● Problem to work on: Write out all entries word for word.

● Exercise material:
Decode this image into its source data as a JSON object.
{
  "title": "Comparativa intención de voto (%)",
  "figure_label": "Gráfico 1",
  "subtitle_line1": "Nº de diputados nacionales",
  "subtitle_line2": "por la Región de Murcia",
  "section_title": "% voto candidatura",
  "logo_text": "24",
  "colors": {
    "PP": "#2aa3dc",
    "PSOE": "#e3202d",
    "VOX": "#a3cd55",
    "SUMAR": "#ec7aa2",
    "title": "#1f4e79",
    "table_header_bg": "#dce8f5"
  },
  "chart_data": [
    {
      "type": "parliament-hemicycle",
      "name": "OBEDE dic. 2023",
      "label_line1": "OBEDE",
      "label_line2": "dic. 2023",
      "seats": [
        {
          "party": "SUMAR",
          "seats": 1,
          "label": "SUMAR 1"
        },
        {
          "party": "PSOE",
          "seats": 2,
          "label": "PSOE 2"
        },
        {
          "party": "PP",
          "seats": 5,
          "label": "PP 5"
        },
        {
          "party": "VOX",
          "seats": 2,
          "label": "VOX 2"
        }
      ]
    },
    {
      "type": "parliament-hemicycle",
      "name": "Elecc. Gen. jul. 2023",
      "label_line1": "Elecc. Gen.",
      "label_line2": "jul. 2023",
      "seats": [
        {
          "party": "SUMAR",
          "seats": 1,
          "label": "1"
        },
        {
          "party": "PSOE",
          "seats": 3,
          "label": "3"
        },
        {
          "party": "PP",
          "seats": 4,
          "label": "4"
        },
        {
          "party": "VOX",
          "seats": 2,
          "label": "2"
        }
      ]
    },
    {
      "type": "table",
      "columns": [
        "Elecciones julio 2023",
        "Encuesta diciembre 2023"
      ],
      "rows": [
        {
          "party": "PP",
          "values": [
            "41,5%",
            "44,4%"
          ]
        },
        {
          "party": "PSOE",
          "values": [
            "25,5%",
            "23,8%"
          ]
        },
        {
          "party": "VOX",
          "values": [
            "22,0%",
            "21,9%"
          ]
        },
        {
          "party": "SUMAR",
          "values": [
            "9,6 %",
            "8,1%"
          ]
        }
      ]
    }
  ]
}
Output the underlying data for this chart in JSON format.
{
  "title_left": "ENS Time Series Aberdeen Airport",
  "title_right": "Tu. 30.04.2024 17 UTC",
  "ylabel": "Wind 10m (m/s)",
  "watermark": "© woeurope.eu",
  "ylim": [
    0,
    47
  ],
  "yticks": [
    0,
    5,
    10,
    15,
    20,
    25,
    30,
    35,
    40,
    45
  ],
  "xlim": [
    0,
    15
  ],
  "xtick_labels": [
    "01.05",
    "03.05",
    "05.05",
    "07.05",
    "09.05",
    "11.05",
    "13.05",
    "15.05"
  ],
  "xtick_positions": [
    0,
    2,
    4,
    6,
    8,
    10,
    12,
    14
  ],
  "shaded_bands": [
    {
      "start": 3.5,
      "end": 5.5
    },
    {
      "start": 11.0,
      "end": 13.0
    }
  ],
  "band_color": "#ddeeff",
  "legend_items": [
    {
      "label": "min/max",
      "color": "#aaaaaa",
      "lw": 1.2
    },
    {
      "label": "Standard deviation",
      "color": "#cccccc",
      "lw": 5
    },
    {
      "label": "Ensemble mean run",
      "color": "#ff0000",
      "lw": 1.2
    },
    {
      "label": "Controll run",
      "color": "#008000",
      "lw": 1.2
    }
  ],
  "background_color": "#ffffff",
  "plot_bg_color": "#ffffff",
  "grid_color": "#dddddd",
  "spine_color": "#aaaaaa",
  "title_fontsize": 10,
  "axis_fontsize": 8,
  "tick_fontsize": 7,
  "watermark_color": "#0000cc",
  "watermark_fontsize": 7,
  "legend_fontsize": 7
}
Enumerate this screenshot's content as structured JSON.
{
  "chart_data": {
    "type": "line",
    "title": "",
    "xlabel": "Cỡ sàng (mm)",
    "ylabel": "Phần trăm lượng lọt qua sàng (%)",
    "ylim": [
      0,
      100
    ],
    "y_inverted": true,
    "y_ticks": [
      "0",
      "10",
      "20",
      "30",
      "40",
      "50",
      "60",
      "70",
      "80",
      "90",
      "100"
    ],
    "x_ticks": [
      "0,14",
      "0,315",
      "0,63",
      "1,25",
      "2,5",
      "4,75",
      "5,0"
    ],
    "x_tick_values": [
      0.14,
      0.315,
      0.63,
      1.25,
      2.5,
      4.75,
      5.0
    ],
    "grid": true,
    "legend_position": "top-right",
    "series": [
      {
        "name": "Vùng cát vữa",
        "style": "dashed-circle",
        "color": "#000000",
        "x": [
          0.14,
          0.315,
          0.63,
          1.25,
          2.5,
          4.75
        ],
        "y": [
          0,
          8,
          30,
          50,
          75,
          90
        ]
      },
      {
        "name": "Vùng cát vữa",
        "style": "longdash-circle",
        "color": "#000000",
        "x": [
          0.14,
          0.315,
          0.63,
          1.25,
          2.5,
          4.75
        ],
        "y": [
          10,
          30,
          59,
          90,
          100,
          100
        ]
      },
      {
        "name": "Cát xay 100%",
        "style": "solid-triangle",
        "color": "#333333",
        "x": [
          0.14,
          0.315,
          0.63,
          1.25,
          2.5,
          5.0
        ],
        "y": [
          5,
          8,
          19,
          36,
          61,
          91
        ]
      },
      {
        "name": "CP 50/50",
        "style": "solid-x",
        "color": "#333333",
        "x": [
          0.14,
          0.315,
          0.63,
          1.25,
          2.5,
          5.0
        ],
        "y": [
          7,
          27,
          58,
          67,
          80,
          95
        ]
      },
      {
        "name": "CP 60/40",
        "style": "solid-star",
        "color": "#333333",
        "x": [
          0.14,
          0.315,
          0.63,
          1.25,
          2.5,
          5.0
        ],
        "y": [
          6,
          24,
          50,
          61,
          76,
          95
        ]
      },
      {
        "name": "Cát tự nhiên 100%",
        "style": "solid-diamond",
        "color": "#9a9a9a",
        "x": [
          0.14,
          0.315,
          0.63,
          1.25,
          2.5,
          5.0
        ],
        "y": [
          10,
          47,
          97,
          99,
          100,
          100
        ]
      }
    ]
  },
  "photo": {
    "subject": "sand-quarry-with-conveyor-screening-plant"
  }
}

● Solution:
Decode this image into its source data as a JSON object.
{
  "title": "Comparativa intención de voto (%)",
  "figure_label": "Gráfico 1",
  "subtitle_line1": "Nº de diputados nacionales",
  "subtitle_line2": "por la Región de Murcia",
  "section_title": "% voto candidatura",
  "logo_text": "24",
  "colors": {
    "PP": "#2aa3dc",
    "PSOE": "#e3202d",
    "VOX": "#a3cd55",
    "SUMAR": "#ec7aa2",
    "title": "#1f4e79",
    "table_header_bg": "#dce8f5"
  },
  "chart_data": [
    {
      "type": "parliament-hemicycle",
      "name": "OBEDE dic. 2023",
      "label_line1": "OBEDE",
      "label_line2": "dic. 2023",
      "seats": [
        {
          "party": "SUMAR",
          "seats": 1,
          "label": "SUMAR 1"
        },
        {
          "party": "PSOE",
          "seats": 2,
          "label": "PSOE 2"
        },
        {
          "party": "PP",
          "seats": 5,
          "label": "PP 5"
        },
        {
          "party": "VOX",
          "seats": 2,
          "label": "VOX 2"
        }
      ]
    },
    {
      "type": "parliament-hemicycle",
      "name": "Elecc. Gen. jul. 2023",
      "label_line1": "Elecc. Gen.",
      "label_line2": "jul. 2023",
      "seats": [
        {
          "party": "SUMAR",
          "seats": 1,
          "label": "1"
        },
        {
          "party": "PSOE",
          "seats": 3,
          "label": "3"
        },
        {
          "party": "PP",
          "seats": 4,
          "label": "4"
        },
        {
          "party": "VOX",
          "seats": 2,
          "label": "2"
        }
      ]
    },
    {
      "type": "table",
      "columns": [
        "Elecciones julio 2023",
        "Encuesta diciembre 2023"
      ],
      "rows": [
        {
          "party": "PP",
          "values": [
            "41,5%",
            "44,4%"
          ]
        },
        {
          "party": "PSOE",
          "values": [
            "25,5%",
            "23,8%"
          ]
        },
        {
          "party": "VOX",
          "values": [
            "22,0%",
            "21,9%"
          ]
        },
        {
          "party": "SUMAR",
          "values": [
            "9,6 %",
            "8,1%"
          ]
        }
      ]
    }
  ]
}
Output the underlying data for this chart in JSON format.
{
  "title_left": "ENS Time Series Aberdeen Airport",
  "title_right": "Tu. 30.04.2024 17 UTC",
  "ylabel": "Wind 10m (m/s)",
  "watermark": "© woeurope.eu",
  "ylim": [
    0,
    47
  ],
  "yticks": [
    0,
    5,
    10,
    15,
    20,
    25,
    30,
    35,
    40,
    45
  ],
  "xlim": [
    0,
    15
  ],
  "xtick_labels": [
    "01.05",
    "03.05",
    "05.05",
    "07.05",
    "09.05",
    "11.05",
    "13.05",
    "15.05"
  ],
  "xtick_positions": [
    0,
    2,
    4,
    6,
    8,
    10,
    12,
    14
  ],
  "shaded_bands": [
    {
      "start": 3.5,
      "end": 5.5
    },
    {
      "start": 11.0,
      "end": 13.0
    }
  ],
  "band_color": "#ddeeff",
  "legend_items": [
    {
      "label": "min/max",
      "color": "#aaaaaa",
      "lw": 1.2
    },
    {
      "label": "Standard deviation",
      "color": "#cccccc",
      "lw": 5
    },
    {
      "label": "Ensemble mean run",
      "color": "#ff0000",
      "lw": 1.2
    },
    {
      "label": "Controll run",
      "color": "#008000",
      "lw": 1.2
    }
  ],
  "background_color": "#ffffff",
  "plot_bg_color": "#ffffff",
  "grid_color": "#dddddd",
  "spine_color": "#aaaaaa",
  "title_fontsize": 10,
  "axis_fontsize": 8,
  "tick_fontsize": 7,
  "watermark_color": "#0000cc",
  "watermark_fontsize": 7,
  "legend_fontsize": 7
}
Enumerate this screenshot's content as structured JSON.
{
  "chart_data": {
    "type": "line",
    "title": "",
    "xlabel": "Cỡ sàng (mm)",
    "ylabel": "Phần trăm lượng lọt qua sàng (%)",
    "ylim": [
      0,
      100
    ],
    "y_inverted": true,
    "y_ticks": [
      "0",
      "10",
      "20",
      "30",
      "40",
      "50",
      "60",
      "70",
      "80",
      "90",
      "100"
    ],
    "x_ticks": [
      "0,14",
      "0,315",
      "0,63",
      "1,25",
      "2,5",
      "4,75",
      "5,0"
    ],
    "x_tick_values": [
      0.14,
      0.315,
      0.63,
      1.25,
      2.5,
      4.75,
      5.0
    ],
    "grid": true,
    "legend_position": "top-right",
    "series": [
      {
        "name": "Vùng cát vữa",
        "style": "dashed-circle",
        "color": "#000000",
        "x": [
          0.14,
          0.315,
          0.63,
          1.25,
          2.5,
          4.75
        ],
        "y": [
          0,
          8,
          30,
          50,
          75,
          90
        ]
      },
      {
        "name": "Vùng cát vữa",
        "style": "longdash-circle",
        "color": "#000000",
        "x": [
          0.14,
          0.315,
          0.63,
          1.25,
          2.5,
          4.75
        ],
        "y": [
          10,
          30,
          59,
          90,
          100,
          100
        ]
      },
      {
        "name": "Cát xay 100%",
        "style": "solid-triangle",
        "color": "#333333",
        "x": [
          0.14,
          0.315,
          0.63,
          1.25,
          2.5,
          5.0
        ],
        "y": [
          5,
          8,
          19,
          36,
          61,
          91
        ]
      },
      {
        "name": "CP 50/50",
        "style": "solid-x",
        "color": "#333333",
        "x": [
          0.14,
          0.315,
          0.63,
          1.25,
          2.5,
          5.0
        ],
        "y": [
          7,
          27,
          58,
          67,
          80,
          95
        ]
      },
      {
        "name": "CP 60/40",
        "style": "solid-star",
        "color": "#333333",
        "x": [
          0.14,
          0.315,
          0.63,
          1.25,
          2.5,
          5.0
        ],
        "y": [
          6,
          24,
          50,
          61,
          76,
          95
        ]
      },
      {
        "name": "Cát tự nhiên 100%",
        "style": "solid-diamond",
        "color": "#9a9a9a",
        "x": [
          0.14,
          0.315,
          0.63,
          1.25,
          2.5,
          5.0
        ],
        "y": [
          10,
          47,
          97,
          99,
          100,
          100
        ]
      }
    ]
  },
  "photo": {
    "subject": "sand-quarry-with-conveyor-screening-plant"
  }
}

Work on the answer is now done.